### BRIEF 1
Print the passage of the MusicGen tutorial that begins at the words "MusicGen in HF" and ends after "text-conditioned music sample.".

Controllable Music Generation with MusicGen and OpenVINO

This tutorial is also available as a Jupyter notebook that can be cloned directly from GitHub. See the installation guide for instructions to run this tutorial locally on Windows, Linux or macOS. To run without installing anything, click the “launch binder” or “Open in Colab” button.

Binder Google Colab Github

MusicGen is a single-stage auto-regressive Transformer model capable of generating high-quality music samples conditioned on text descriptions or audio prompts. The text prompt is passed to a text encoder model (T5) to obtain a sequence of hidden-state representations. These hidden states are fed to MusicGen, which predicts discrete audio tokens (audio codes). Finally, audio tokens are then decoded using an audio compression model (EnCodec) to recover the audio waveform.

pipeline

pipeline

The MusicGen model does not require a self-supervised semantic representation of the text/audio prompts; it operates over several streams of compressed discrete music representation with efficient token interleaving patterns, thus eliminating the need to cascade multiple models to predict a set of codebooks (e.g. hierarchically or upsampling). Unlike prior models addressing music generation, it is able to generate all the codebooks in a single forward pass.

In this tutorial, we consider how to run the MusicGen model using OpenVINO.

We will use a model implementation from the Hugging Face Transformers library.

Table of contents:

Prerequisites

Install requirements

!pip install -q "openvino==2023.1.0.dev20230811"
!pip install -q torch onnx gradio
!pip install -q transformers

Imports

from collections import namedtuple
import gc
from pathlib import Path
from typing import Optional, Tuple
import warnings

from IPython.display import Audio
from openvino import Core, convert_model, PartialShape, save_model, Type
import numpy as np
import torch
from torch.jit import TracerWarning
from transformers import AutoProcessor, MusicgenForConditionalGeneration
from transformers.modeling_outputs import BaseModelOutputWithPastAndCrossAttentions, CausalLMOutputWithCrossAttentions

# Ignore tracing warnings
warnings.filterwarnings("ignore", category=TracerWarning)

MusicGen in HF Transformers

To work with MusicGen by Meta AI, we will use Hugging Face Transformers package. Transformers package exposes the MusicgenForConditionalGeneration class, simplifying the model instantiation and weights loading. The code below demonstrates how to create a MusicgenForConditionalGeneration and generate a text-conditioned music sample.

### DATASET CONTENT
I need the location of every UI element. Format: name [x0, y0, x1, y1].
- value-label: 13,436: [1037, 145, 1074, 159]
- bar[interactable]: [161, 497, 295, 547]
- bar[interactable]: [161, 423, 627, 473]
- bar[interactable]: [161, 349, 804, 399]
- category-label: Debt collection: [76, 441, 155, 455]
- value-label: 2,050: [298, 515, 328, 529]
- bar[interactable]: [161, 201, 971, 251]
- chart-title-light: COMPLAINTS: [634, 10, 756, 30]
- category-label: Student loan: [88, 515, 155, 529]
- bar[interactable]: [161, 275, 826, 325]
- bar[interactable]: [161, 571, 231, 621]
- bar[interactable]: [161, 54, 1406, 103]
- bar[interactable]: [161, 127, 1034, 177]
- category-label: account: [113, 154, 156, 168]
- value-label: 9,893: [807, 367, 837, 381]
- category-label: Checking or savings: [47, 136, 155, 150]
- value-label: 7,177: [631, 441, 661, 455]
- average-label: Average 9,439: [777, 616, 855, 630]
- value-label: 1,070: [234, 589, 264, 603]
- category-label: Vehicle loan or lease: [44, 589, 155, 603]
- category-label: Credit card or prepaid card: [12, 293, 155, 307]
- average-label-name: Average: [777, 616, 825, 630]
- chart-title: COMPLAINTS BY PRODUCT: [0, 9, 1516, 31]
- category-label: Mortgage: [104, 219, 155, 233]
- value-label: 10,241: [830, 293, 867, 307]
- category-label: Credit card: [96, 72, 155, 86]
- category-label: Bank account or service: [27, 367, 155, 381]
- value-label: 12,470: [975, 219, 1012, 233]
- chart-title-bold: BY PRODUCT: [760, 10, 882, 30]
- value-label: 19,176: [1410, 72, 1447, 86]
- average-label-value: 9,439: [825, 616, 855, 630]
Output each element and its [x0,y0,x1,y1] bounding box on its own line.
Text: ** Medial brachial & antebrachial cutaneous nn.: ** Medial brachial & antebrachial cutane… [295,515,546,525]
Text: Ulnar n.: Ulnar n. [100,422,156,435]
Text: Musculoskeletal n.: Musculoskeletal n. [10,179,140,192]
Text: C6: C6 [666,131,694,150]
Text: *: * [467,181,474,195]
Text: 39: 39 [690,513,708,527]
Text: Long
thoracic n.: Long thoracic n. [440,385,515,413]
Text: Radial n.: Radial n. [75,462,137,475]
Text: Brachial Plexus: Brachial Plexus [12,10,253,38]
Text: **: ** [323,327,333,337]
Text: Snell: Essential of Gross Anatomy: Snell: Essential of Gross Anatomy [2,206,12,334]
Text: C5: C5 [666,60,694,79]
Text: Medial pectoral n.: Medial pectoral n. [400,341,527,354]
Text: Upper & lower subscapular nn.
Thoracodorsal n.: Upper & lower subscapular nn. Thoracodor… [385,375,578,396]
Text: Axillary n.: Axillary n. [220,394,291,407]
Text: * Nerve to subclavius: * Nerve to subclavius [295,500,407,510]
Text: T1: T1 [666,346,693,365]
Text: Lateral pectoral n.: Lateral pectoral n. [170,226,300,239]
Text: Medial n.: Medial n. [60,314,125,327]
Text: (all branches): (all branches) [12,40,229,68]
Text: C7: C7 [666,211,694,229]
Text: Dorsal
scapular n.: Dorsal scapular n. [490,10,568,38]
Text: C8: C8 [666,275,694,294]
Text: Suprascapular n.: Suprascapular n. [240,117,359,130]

### BRIEF 2
Rename "value-label" to "number-label" in the entries, from their first line through the line that contains "- value-label: 2,050: [298, 515, 328, 529]", and give only those lines, otherwise unchanged.

### EXERCISE OUTPUT 1
MusicGen in HF Transformers

To work with MusicGen by Meta AI, we will use Hugging Face Transformers package. Transformers package exposes the MusicgenForConditionalGeneration class, simplifying the model instantiation and weights loading. The code below demonstrates how to create a MusicgenForConditionalGeneration and generate a text-conditioned music sample.

### EXERCISE OUTPUT 2
I need the location of every UI element. Format: name [x0, y0, x1, y1].
- number-label: 13,436: [1037, 145, 1074, 159]
- bar[interactable]: [161, 497, 295, 547]
- bar[interactable]: [161, 423, 627, 473]
- bar[interactable]: [161, 349, 804, 399]
- category-label: Debt collection: [76, 441, 155, 455]
- number-label: 2,050: [298, 515, 328, 529]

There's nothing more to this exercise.